* **Direction**
Take all the material and copy it exactly.

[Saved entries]
★ ★ ★ ★ ★
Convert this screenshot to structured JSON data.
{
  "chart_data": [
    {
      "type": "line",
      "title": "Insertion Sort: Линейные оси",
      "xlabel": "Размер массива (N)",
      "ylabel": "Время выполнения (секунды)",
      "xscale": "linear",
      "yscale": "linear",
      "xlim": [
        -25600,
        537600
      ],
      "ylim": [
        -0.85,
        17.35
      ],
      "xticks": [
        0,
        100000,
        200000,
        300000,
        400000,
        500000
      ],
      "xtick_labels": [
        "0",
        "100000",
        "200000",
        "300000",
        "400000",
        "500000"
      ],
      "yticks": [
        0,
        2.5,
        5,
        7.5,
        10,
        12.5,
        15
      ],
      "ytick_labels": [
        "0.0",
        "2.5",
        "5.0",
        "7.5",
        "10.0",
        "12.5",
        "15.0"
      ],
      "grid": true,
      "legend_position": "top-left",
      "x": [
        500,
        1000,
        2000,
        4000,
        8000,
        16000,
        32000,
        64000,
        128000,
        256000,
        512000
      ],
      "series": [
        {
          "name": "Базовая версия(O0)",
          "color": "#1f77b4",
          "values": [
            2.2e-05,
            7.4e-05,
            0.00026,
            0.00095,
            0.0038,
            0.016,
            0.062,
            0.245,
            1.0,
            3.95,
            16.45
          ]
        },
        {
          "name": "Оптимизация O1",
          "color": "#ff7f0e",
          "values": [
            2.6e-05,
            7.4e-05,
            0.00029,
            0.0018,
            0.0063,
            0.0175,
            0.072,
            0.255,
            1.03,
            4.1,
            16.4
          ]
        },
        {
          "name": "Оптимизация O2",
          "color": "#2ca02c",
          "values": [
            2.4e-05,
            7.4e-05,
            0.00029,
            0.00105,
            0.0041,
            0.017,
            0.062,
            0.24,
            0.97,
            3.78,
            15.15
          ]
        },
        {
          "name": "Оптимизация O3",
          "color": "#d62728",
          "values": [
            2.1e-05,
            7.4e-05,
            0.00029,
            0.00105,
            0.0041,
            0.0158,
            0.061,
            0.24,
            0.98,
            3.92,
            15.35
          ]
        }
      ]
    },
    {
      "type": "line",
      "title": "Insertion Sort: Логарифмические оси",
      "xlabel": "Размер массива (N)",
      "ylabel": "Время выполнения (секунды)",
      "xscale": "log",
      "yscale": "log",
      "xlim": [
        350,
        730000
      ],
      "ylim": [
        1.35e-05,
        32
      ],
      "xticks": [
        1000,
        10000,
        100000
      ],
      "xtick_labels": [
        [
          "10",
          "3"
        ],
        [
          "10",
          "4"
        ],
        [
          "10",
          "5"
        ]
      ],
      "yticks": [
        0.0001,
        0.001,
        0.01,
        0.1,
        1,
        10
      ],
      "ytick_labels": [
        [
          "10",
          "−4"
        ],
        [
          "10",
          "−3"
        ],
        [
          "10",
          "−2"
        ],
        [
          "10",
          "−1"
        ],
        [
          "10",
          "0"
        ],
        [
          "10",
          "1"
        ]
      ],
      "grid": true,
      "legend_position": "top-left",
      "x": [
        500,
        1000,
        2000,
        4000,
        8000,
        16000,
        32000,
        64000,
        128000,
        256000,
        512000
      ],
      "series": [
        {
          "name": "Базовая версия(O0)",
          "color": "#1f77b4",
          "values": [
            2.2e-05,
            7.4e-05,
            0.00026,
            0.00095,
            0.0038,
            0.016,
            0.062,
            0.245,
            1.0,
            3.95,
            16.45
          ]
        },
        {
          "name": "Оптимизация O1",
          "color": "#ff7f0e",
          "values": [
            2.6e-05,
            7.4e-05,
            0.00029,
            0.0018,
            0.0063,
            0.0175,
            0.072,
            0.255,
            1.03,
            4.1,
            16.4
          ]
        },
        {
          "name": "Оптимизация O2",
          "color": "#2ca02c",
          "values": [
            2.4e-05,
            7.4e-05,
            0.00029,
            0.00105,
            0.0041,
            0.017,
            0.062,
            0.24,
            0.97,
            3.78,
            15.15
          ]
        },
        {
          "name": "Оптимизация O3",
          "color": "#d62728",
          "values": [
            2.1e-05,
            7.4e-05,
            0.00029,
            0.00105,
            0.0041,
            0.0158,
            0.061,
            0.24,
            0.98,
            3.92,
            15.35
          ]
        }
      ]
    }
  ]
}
★ ★ ★ ★ ★
* **Full output**
Convert this screenshot to structured JSON data.
{
  "chart_data": [
    {
      "type": "line",
      "title": "Insertion Sort: Линейные оси",
      "xlabel": "Размер массива (N)",
      "ylabel": "Время выполнения (секунды)",
      "xscale": "linear",
      "yscale": "linear",
      "xlim": [
        -25600,
        537600
      ],
      "ylim": [
        -0.85,
        17.35
      ],
      "xticks": [
        0,
        100000,
        200000,
        300000,
        400000,
        500000
      ],
      "xtick_labels": [
        "0",
        "100000",
        "200000",
        "300000",
        "400000",
        "500000"
      ],
      "yticks": [
        0,
        2.5,
        5,
        7.5,
        10,
        12.5,
        15
      ],
      "ytick_labels": [
        "0.0",
        "2.5",
        "5.0",
        "7.5",
        "10.0",
        "12.5",
        "15.0"
      ],
      "grid": true,
      "legend_position": "top-left",
      "x": [
        500,
        1000,
        2000,
        4000,
        8000,
        16000,
        32000,
        64000,
        128000,
        256000,
        512000
      ],
      "series": [
        {
          "name": "Базовая версия(O0)",
          "color": "#1f77b4",
          "values": [
            2.2e-05,
            7.4e-05,
            0.00026,
            0.00095,
            0.0038,
            0.016,
            0.062,
            0.245,
            1.0,
            3.95,
            16.45
          ]
        },
        {
          "name": "Оптимизация O1",
          "color": "#ff7f0e",
          "values": [
            2.6e-05,
            7.4e-05,
            0.00029,
            0.0018,
            0.0063,
            0.0175,
            0.072,
            0.255,
            1.03,
            4.1,
            16.4
          ]
        },
        {
          "name": "Оптимизация O2",
          "color": "#2ca02c",
          "values": [
            2.4e-05,
            7.4e-05,
            0.00029,
            0.00105,
            0.0041,
            0.017,
            0.062,
            0.24,
            0.97,
            3.78,
            15.15
          ]
        },
        {
          "name": "Оптимизация O3",
          "color": "#d62728",
          "values": [
            2.1e-05,
            7.4e-05,
            0.00029,
            0.00105,
            0.0041,
            0.0158,
            0.061,
            0.24,
            0.98,
            3.92,
            15.35
          ]
        }
      ]
    },
    {
      "type": "line",
      "title": "Insertion Sort: Логарифмические оси",
      "xlabel": "Размер массива (N)",
      "ylabel": "Время выполнения (секунды)",
      "xscale": "log",
      "yscale": "log",
      "xlim": [
        350,
        730000
      ],
      "ylim": [
        1.35e-05,
        32
      ],
      "xticks": [
        1000,
        10000,
        100000
      ],
      "xtick_labels": [
        [
          "10",
          "3"
        ],
        [
          "10",
          "4"
        ],
        [
          "10",
          "5"
        ]
      ],
      "yticks": [
        0.0001,
        0.001,
        0.01,
        0.1,
        1,
        10
      ],
      "ytick_labels": [
        [
          "10",
          "−4"
        ],
        [
          "10",
          "−3"
        ],
        [
          "10",
          "−2"
        ],
        [
          "10",
          "−1"
        ],
        [
          "10",
          "0"
        ],
        [
          "10",
          "1"
        ]
      ],
      "grid": true,
      "legend_position": "top-left",
      "x": [
        500,
        1000,
        2000,
        4000,
        8000,
        16000,
        32000,
        64000,
        128000,
        256000,
        512000
      ],
      "series": [
        {
          "name": "Базовая версия(O0)",
          "color": "#1f77b4",
          "values": [
            2.2e-05,
            7.4e-05,
            0.00026,
            0.00095,
            0.0038,
            0.016,
            0.062,
            0.245,
            1.0,
            3.95,
            16.45
          ]
        },
        {
          "name": "Оптимизация O1",
          "color": "#ff7f0e",
          "values": [
            2.6e-05,
            7.4e-05,
            0.00029,
            0.0018,
            0.0063,
            0.0175,
            0.072,
            0.255,
            1.03,
            4.1,
            16.4
          ]
        },
        {
          "name": "Оптимизация O2",
          "color": "#2ca02c",
          "values": [
            2.4e-05,
            7.4e-05,
            0.00029,
            0.00105,
            0.0041,
            0.017,
            0.062,
            0.24,
            0.97,
            3.78,
            15.15
          ]
        },
        {
          "name": "Оптимизация O3",
          "color": "#d62728",
          "values": [
            2.1e-05,
            7.4e-05,
            0.00029,
            0.00105,
            0.0041,
            0.0158,
            0.061,
            0.24,
            0.98,
            3.92,
            15.35
          ]
        }
      ]
    }
  ]
}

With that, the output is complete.